====== Data lines ======
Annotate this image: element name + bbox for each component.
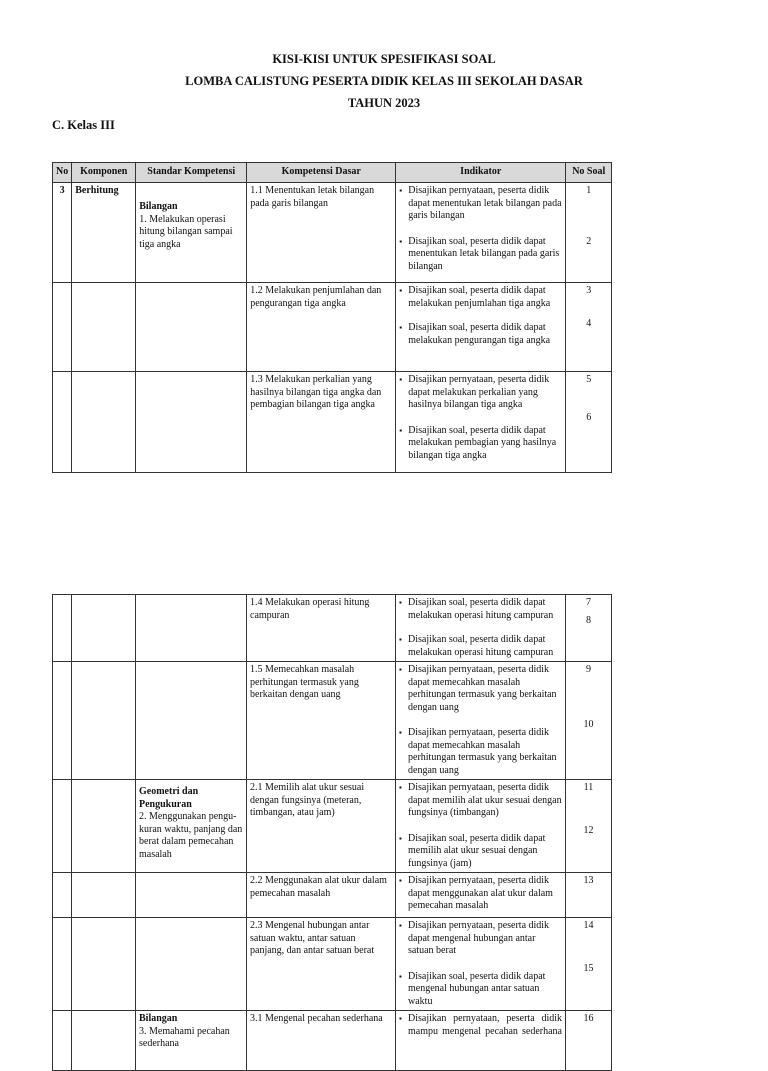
kd-cell: 2.3 Mengenal hubungan antar satuan waktu, antar satuan panjang, dan antar satuan berat <box>247 918 396 1011</box>
bullet-icon: ▪ <box>399 665 402 674</box>
soal-number: 7 <box>586 597 591 608</box>
indikator-text: Disajikan pernyataan, peserta didik dapat memecahkan masalah perhitungan termasuk yang berkaitan dengan uang <box>408 727 557 776</box>
indikator-text: Disajikan soal, peserta didik dapat melakukan penjumlahan tiga angka <box>408 285 551 309</box>
document-title <box>0 48 768 114</box>
no-soal-cell <box>566 873 612 918</box>
bullet-icon: ▪ <box>399 1014 402 1023</box>
indikator-item <box>399 875 562 913</box>
bullet-icon: ▪ <box>399 598 402 607</box>
indikator-cell <box>396 780 566 873</box>
no-soal-cell <box>566 372 612 473</box>
indikator-text: Disajikan soal, peserta didik dapat melakukan operasi hitung campuran <box>408 597 554 621</box>
bullet-icon: ▪ <box>399 635 402 644</box>
bullet-icon: ▪ <box>399 728 402 737</box>
table-row <box>53 780 612 873</box>
table-row <box>53 918 612 1011</box>
bullet-icon: ▪ <box>399 921 402 930</box>
kd-cell: 1.5 Memecahkan masalah perhitungan termasuk yang berkaitan dengan uang <box>247 662 396 780</box>
bullet-icon: ▪ <box>399 783 402 792</box>
soal-number: 2 <box>586 235 592 247</box>
indikator-text: Disajikan pernyataan, peserta didik dapat mengenal hubungan antar satuan berat <box>408 920 550 956</box>
soal-number: 12 <box>583 824 594 836</box>
standar-text: 2. Menggunakan pengu-kuran waktu, panjang dan berat dalam pemecahan masalah <box>139 811 243 860</box>
no-soal-cell <box>566 183 612 283</box>
indikator-cell <box>396 662 566 780</box>
komponen-cell: Berhitung <box>72 183 136 283</box>
bullet-icon: ▪ <box>399 425 403 435</box>
row-number: 3 <box>53 183 72 283</box>
soal-number: 4 <box>586 317 592 329</box>
bullet-icon: ▪ <box>399 236 403 246</box>
indikator-text: Disajikan pernyataan, peserta didik mampu mengenal pecahan sederhana <box>408 1013 562 1037</box>
indikator-item <box>399 782 562 820</box>
header-no: No <box>53 163 72 183</box>
standar-text: 1. Melakukan operasi hitung bilangan sampai tiga angka <box>139 213 233 250</box>
indikator-item <box>399 322 562 347</box>
table-row <box>53 1011 612 1071</box>
kisi-table-part-1 <box>52 162 612 473</box>
bullet-icon: ▪ <box>399 286 403 295</box>
indikator-item <box>399 185 562 223</box>
section-label: C. Kelas III <box>52 118 115 132</box>
table-row <box>53 183 612 283</box>
indikator-item <box>399 425 562 463</box>
indikator-cell <box>396 372 566 473</box>
kd-cell: 2.2 Menggunakan alat ukur dalam pemecahan masalah <box>247 873 396 918</box>
indikator-cell <box>396 595 566 662</box>
standar-text: 3. Memahami pecahan sederhana <box>139 1025 230 1049</box>
title-line-3: TAHUN 2023 <box>347 96 421 110</box>
bullet-icon: ▪ <box>399 971 402 981</box>
kd-cell: 1.3 Melakukan perkalian yang hasilnya bilangan tiga angka dan pembagian bilangan tiga angka <box>247 372 396 473</box>
indikator-cell <box>396 183 566 283</box>
standar-heading: Bilangan <box>139 201 178 212</box>
no-soal-cell <box>566 918 612 1011</box>
no-soal-cell <box>566 1011 612 1071</box>
bullet-icon: ▪ <box>399 323 403 332</box>
soal-number: 8 <box>586 614 591 626</box>
no-soal-cell <box>566 780 612 873</box>
indikator-text: Disajikan pernyataan, peserta didik dapat menentukan letak bilangan pada garis bilangan <box>408 185 562 221</box>
no-soal-cell <box>566 662 612 780</box>
soal-number: 16 <box>583 1013 594 1024</box>
indikator-item <box>399 285 562 310</box>
table-row <box>53 595 612 662</box>
soal-number: 15 <box>583 962 594 974</box>
table-row <box>53 873 612 918</box>
table-header-row <box>53 163 612 183</box>
table-row <box>53 662 612 780</box>
indikator-item <box>399 236 562 274</box>
kd-cell: 2.1 Memilih alat ukur sesuai dengan fungsinya (meteran, timbangan, atau jam) <box>247 780 396 873</box>
indikator-text: Disajikan soal, peserta didik dapat melakukan operasi hitung campuran <box>408 634 554 658</box>
standar-heading: Geometri dan Pengukuran <box>139 786 199 810</box>
indikator-cell <box>396 1011 566 1071</box>
bullet-icon: ▪ <box>399 186 403 195</box>
kd-cell: 1.4 Melakukan operasi hitung campuran <box>247 595 396 662</box>
indikator-item <box>399 920 562 958</box>
indikator-item <box>399 597 562 622</box>
soal-number: 3 <box>586 285 592 296</box>
indikator-text: Disajikan soal, peserta didik dapat memilih alat ukur sesuai dengan fungsinya (jam) <box>408 832 546 869</box>
indikator-text: Disajikan soal, peserta didik dapat melakukan pengurangan tiga angka <box>408 322 551 346</box>
title-line-2: LOMBA CALISTUNG PESERTA DIDIK KELAS III SEKOLAH DASAR <box>185 74 583 88</box>
indikator-item <box>399 727 562 777</box>
indikator-text: Disajikan soal, peserta didik dapat menentukan letak bilangan pada garis bilangan <box>408 235 560 272</box>
kisi-table-part-2 <box>52 594 612 1071</box>
indikator-cell <box>396 283 566 372</box>
header-kd: Kompetensi Dasar <box>247 163 396 183</box>
header-komponen: Komponen <box>72 163 136 183</box>
no-soal-cell <box>566 595 612 662</box>
header-no-soal: No Soal <box>566 163 612 183</box>
indikator-item <box>399 833 562 871</box>
header-indikator: Indikator <box>396 163 566 183</box>
bullet-icon: ▪ <box>399 833 402 843</box>
kd-cell: 3.1 Mengenal pecahan sederhana <box>247 1011 396 1071</box>
indikator-text: Disajikan pernyataan, peserta didik dapat melakukan perkalian yang hasilnya bilangan tiga angka <box>408 374 550 410</box>
soal-number: 6 <box>586 411 592 423</box>
title-line-1: KISI-KISI UNTUK SPESIFIKASI SOAL <box>272 52 496 66</box>
soal-number: 9 <box>586 664 591 675</box>
indikator-text: Disajikan pernyataan, peserta didik dapat memecahkan masalah perhitungan termasuk yang berkaitan dengan uang <box>408 664 557 713</box>
indikator-item <box>399 971 562 1009</box>
soal-number: 10 <box>583 718 594 730</box>
soal-number: 14 <box>583 920 594 931</box>
standar-heading: Bilangan <box>139 1013 178 1024</box>
kd-cell: 1.2 Melakukan penjumlahan dan pengurangan tiga angka <box>247 283 396 372</box>
indikator-text: Disajikan soal, peserta didik dapat mengenal hubungan antar satuan waktu <box>408 970 546 1007</box>
indikator-item <box>399 1013 562 1038</box>
soal-number: 1 <box>586 185 592 196</box>
indikator-cell <box>396 873 566 918</box>
standar-cell <box>136 1011 247 1071</box>
soal-number: 5 <box>586 374 592 385</box>
bullet-icon: ▪ <box>399 876 402 885</box>
table-row <box>53 283 612 372</box>
bullet-icon: ▪ <box>399 375 403 384</box>
soal-number: 11 <box>583 782 594 793</box>
indikator-item <box>399 664 562 714</box>
indikator-item <box>399 374 562 412</box>
soal-number: 13 <box>583 875 594 886</box>
indikator-text: Disajikan pernyataan, peserta didik dapat menggunakan alat ukur dalam pemecahan masalah <box>408 875 553 911</box>
header-standar: Standar Kompetensi <box>136 163 247 183</box>
kd-cell: 1.1 Menentukan letak bilangan pada garis bilangan <box>247 183 396 283</box>
no-soal-cell <box>566 283 612 372</box>
indikator-cell <box>396 918 566 1011</box>
table-row <box>53 372 612 473</box>
indikator-item <box>399 634 562 659</box>
standar-cell <box>136 183 247 283</box>
indikator-text: Disajikan pernyataan, peserta didik dapat memilih alat ukur sesuai dengan fungsinya (timbangan) <box>408 782 562 818</box>
indikator-text: Disajikan soal, peserta didik dapat melakukan pembagian yang hasilnya bilangan tiga angka <box>408 424 557 461</box>
standar-cell <box>136 780 247 873</box>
======
Work required
Copy out everything from the line containing "kd-cell: 2.3 Mengenal" down to the line containing "soal-number: 7 <box>586 597 591 608</box>", both included, without any changes.

Response
kd-cell: 2.3 Mengenal hubungan antar satuan waktu, antar satuan panjang, dan antar satuan berat <box>247 918 396 1011</box>
bullet-icon: ▪ <box>399 665 402 674</box>
soal-number: 7 <box>586 597 591 608</box>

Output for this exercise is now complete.